Start

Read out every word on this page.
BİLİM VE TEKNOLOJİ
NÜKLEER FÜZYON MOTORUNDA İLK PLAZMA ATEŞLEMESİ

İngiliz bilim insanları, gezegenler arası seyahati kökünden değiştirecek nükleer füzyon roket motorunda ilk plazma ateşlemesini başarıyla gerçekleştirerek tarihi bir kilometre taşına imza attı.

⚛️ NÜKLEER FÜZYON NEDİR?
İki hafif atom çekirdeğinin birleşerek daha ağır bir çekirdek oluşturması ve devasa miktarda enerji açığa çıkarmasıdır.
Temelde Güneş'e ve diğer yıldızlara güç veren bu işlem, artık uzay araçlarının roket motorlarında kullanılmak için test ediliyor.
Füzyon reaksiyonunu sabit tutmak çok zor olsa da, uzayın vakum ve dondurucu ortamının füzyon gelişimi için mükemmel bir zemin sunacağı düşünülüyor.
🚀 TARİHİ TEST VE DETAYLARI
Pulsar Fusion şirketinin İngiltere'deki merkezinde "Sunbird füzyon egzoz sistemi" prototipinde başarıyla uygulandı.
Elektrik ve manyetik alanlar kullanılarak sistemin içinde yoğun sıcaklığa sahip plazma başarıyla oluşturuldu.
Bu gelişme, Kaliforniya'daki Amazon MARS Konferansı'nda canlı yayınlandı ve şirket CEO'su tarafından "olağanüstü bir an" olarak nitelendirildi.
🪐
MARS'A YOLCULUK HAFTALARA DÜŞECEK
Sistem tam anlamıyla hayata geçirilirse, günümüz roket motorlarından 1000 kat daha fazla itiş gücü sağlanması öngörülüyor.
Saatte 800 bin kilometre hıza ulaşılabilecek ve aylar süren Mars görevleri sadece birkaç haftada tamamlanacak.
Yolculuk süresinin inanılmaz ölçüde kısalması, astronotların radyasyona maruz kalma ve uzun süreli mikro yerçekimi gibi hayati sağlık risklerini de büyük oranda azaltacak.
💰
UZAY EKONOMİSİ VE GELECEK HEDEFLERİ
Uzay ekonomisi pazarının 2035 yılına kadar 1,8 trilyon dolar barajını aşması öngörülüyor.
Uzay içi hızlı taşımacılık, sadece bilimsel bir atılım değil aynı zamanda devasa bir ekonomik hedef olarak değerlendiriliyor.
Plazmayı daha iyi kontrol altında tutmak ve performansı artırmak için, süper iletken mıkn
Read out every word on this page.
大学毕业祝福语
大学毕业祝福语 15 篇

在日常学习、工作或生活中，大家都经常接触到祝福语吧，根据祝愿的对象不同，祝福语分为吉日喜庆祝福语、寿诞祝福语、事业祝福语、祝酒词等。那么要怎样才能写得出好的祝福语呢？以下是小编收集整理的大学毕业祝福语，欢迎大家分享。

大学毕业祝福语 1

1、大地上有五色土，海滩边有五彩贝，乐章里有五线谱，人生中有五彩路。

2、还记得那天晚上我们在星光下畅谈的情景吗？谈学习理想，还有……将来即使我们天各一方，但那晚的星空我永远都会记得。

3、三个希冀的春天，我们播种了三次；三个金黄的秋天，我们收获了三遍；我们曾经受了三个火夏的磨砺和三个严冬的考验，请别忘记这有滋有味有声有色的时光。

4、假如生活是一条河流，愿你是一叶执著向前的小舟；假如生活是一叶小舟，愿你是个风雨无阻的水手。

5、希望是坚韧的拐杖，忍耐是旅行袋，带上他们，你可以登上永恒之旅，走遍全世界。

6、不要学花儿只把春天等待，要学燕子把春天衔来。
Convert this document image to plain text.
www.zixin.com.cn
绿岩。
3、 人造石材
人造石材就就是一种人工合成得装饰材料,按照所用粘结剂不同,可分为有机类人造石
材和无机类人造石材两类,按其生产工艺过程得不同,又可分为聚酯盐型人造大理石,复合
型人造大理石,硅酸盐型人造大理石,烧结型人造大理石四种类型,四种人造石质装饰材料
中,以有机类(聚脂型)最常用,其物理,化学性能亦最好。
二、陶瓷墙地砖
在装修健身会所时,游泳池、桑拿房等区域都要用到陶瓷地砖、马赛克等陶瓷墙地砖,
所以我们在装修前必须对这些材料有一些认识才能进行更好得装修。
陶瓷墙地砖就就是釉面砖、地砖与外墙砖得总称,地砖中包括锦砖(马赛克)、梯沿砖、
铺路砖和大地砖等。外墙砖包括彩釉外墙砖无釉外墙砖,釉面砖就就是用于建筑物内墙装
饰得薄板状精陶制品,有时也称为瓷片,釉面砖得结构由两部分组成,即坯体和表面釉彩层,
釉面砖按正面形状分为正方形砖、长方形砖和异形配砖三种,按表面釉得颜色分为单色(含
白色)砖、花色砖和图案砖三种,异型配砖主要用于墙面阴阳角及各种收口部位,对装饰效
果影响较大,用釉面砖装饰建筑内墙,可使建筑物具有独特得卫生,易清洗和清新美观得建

End

_The problem_. Nothing but the lines from the one with "Convert this document image to plain text." through the end of the data above should be repeated, each exactly as it stands.

_The result_.
Convert this document image to plain text.
www.zixin.com.cn
绿岩。
3、 人造石材
人造石材就就是一种人工合成得装饰材料,按照所用粘结剂不同,可分为有机类人造石
材和无机类人造石材两类,按其生产工艺过程得不同,又可分为聚酯盐型人造大理石,复合
型人造大理石,硅酸盐型人造大理石,烧结型人造大理石四种类型,四种人造石质装饰材料
中,以有机类(聚脂型)最常用,其物理,化学性能亦最好。
二、陶瓷墙地砖
在装修健身会所时,游泳池、桑拿房等区域都要用到陶瓷地砖、马赛克等陶瓷墙地砖,
所以我们在装修前必须对这些材料有一些认识才能进行更好得装修。
陶瓷墙地砖就就是釉面砖、地砖与外墙砖得总称,地砖中包括锦砖(马赛克)、梯沿砖、
铺路砖和大地砖等。外墙砖包括彩釉外墙砖无釉外墙砖,釉面砖就就是用于建筑物内墙装
饰得薄板状精陶制品,有时也称为瓷片,釉面砖得结构由两部分组成,即坯体和表面釉彩层,
釉面砖按正面形状分为正方形砖、长方形砖和异形配砖三种,按表面釉得颜色分为单色(含
白色)砖、花色砖和图案砖三种,异型配砖主要用于墙面阴阳角及各种收口部位,对装饰效
果影响较大,用釉面砖装饰建筑内墙,可使建筑物具有独特得卫生,易清洗和清新美观得建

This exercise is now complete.